** START **

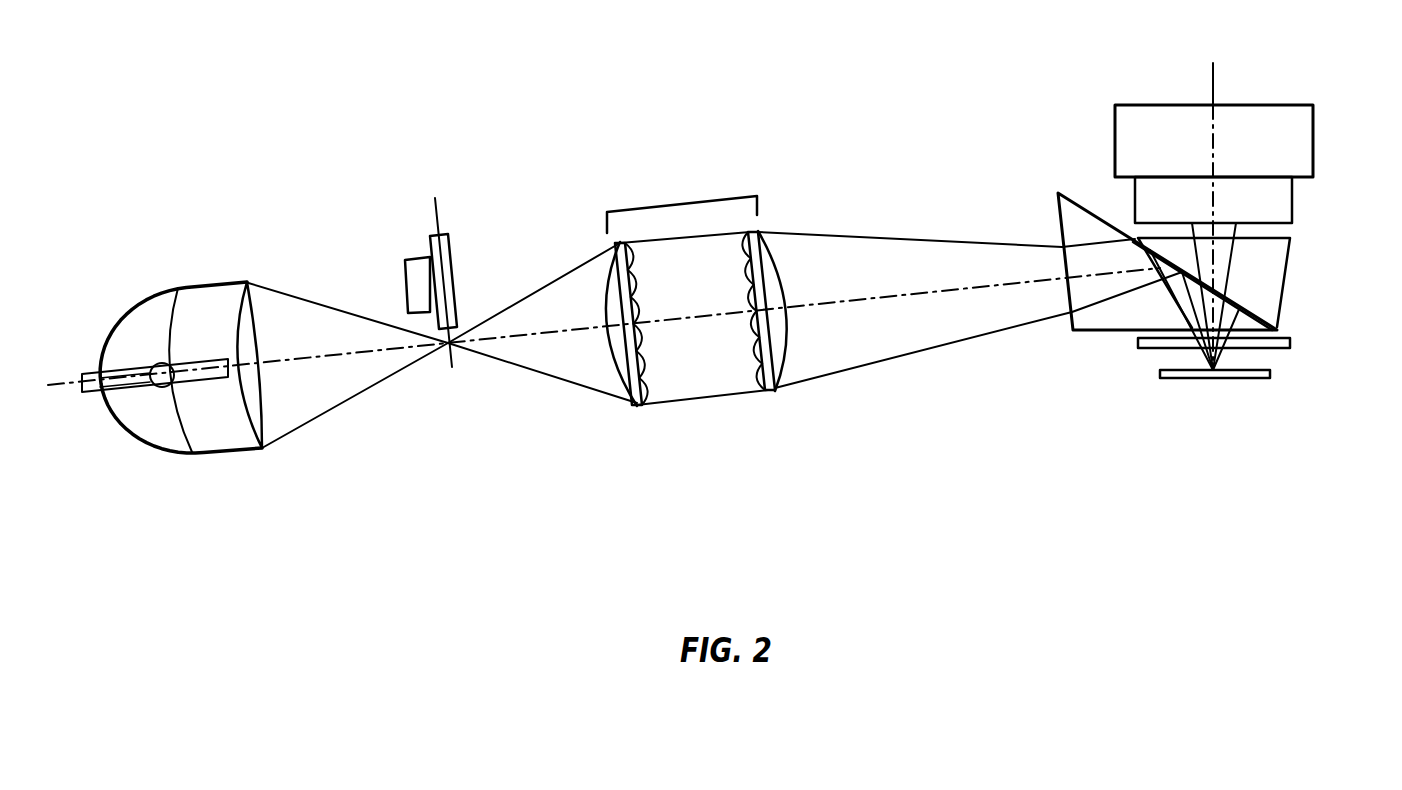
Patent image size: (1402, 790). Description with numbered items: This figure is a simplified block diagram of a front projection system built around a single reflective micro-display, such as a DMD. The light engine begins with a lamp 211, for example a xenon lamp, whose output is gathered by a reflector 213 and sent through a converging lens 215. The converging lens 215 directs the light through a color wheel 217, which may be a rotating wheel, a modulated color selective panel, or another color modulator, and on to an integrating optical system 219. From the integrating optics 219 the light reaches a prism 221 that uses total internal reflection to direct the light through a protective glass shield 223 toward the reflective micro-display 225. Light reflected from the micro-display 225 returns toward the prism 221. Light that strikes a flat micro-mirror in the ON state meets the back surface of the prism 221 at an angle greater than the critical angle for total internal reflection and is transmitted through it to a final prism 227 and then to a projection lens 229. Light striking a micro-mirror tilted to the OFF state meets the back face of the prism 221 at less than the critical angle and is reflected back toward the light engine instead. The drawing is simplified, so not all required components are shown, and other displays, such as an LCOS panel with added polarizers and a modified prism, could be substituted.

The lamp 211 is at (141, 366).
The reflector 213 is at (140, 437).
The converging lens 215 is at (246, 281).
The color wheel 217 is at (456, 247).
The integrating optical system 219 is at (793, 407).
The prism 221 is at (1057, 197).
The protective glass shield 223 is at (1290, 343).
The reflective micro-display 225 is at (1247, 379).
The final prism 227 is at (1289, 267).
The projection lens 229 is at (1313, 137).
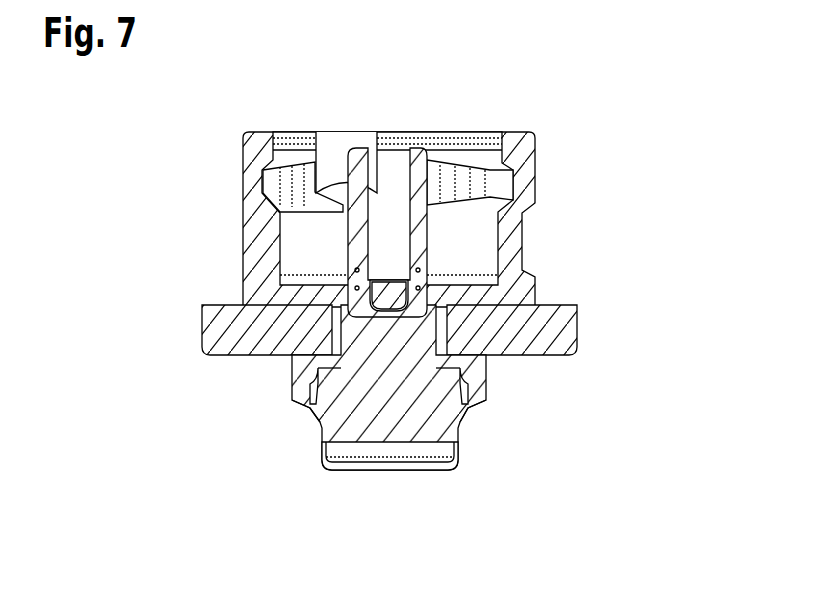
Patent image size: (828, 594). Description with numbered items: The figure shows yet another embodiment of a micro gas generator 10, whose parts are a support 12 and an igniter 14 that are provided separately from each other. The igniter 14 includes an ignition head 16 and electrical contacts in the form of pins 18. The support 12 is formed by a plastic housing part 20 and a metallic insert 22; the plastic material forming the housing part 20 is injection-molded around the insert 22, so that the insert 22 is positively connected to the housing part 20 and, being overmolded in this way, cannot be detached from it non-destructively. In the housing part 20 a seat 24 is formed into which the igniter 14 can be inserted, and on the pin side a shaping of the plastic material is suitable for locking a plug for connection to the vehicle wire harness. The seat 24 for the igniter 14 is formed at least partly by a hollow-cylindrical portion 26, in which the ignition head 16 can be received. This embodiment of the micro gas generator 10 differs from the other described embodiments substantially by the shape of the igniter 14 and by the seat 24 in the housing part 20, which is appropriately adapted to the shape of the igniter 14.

** END **

WHAT THE TASK REQUIRES ::
Retype all of the lines above exactly as they appear, and leave the pictures out of your answer.

COMPLETE RESPONSE ::
Patent image size: (1402, 790). Description with numbered items: This figure is a simplified block diagram of a front projection system built around a single reflective micro-display, such as a DMD. The light engine begins with a lamp 211, for example a xenon lamp, whose output is gathered by a reflector 213 and sent through a converging lens 215. The converging lens 215 directs the light through a color wheel 217, which may be a rotating wheel, a modulated color selective panel, or another color modulator, and on to an integrating optical system 219. From the integrating optics 219 the light reaches a prism 221 that uses total internal reflection to direct the light through a protective glass shield 223 toward the reflective micro-display 225. Light reflected from the micro-display 225 returns toward the prism 221. Light that strikes a flat micro-mirror in the ON state meets the back surface of the prism 221 at an angle greater than the critical angle for total internal reflection and is transmitted through it to a final prism 227 and then to a projection lens 229. Light striking a micro-mirror tilted to the OFF state meets the back face of the prism 221 at less than the critical angle and is reflected back toward the light engine instead. The drawing is simplified, so not all required components are shown, and other displays, such as an LCOS panel with added polarizers and a modified prism, could be substituted.

The lamp 211 is at (141, 366).
The reflector 213 is at (140, 437).
The converging lens 215 is at (246, 281).
The color wheel 217 is at (456, 247).
The integrating optical system 219 is at (793, 407).
The prism 221 is at (1057, 197).
The protective glass shield 223 is at (1290, 343).
The reflective micro-display 225 is at (1247, 379).
The final prism 227 is at (1289, 267).
The projection lens 229 is at (1313, 137).
Patent image size: (828, 594). Description with numbered items: The figure shows yet another embodiment of a micro gas generator 10, whose parts are a support 12 and an igniter 14 that are provided separately from each other. The igniter 14 includes an ignition head 16 and electrical contacts in the form of pins 18. The support 12 is formed by a plastic housing part 20 and a metallic insert 22; the plastic material forming the housing part 20 is injection-molded around the insert 22, so that the insert 22 is positively connected to the housing part 20 and, being overmolded in this way, cannot be detached from it non-destructively. In the housing part 20 a seat 24 is formed into which the igniter 14 can be inserted, and on the pin side a shaping of the plastic material is suitable for locking a plug for connection to the vehicle wire harness. The seat 24 for the igniter 14 is formed at least partly by a hollow-cylindrical portion 26, in which the ignition head 16 can be received. This embodiment of the micro gas generator 10 differs from the other described embodiments substantially by the shape of the igniter 14 and by the seat 24 in the housing part 20, which is appropriately adapted to the shape of the igniter 14.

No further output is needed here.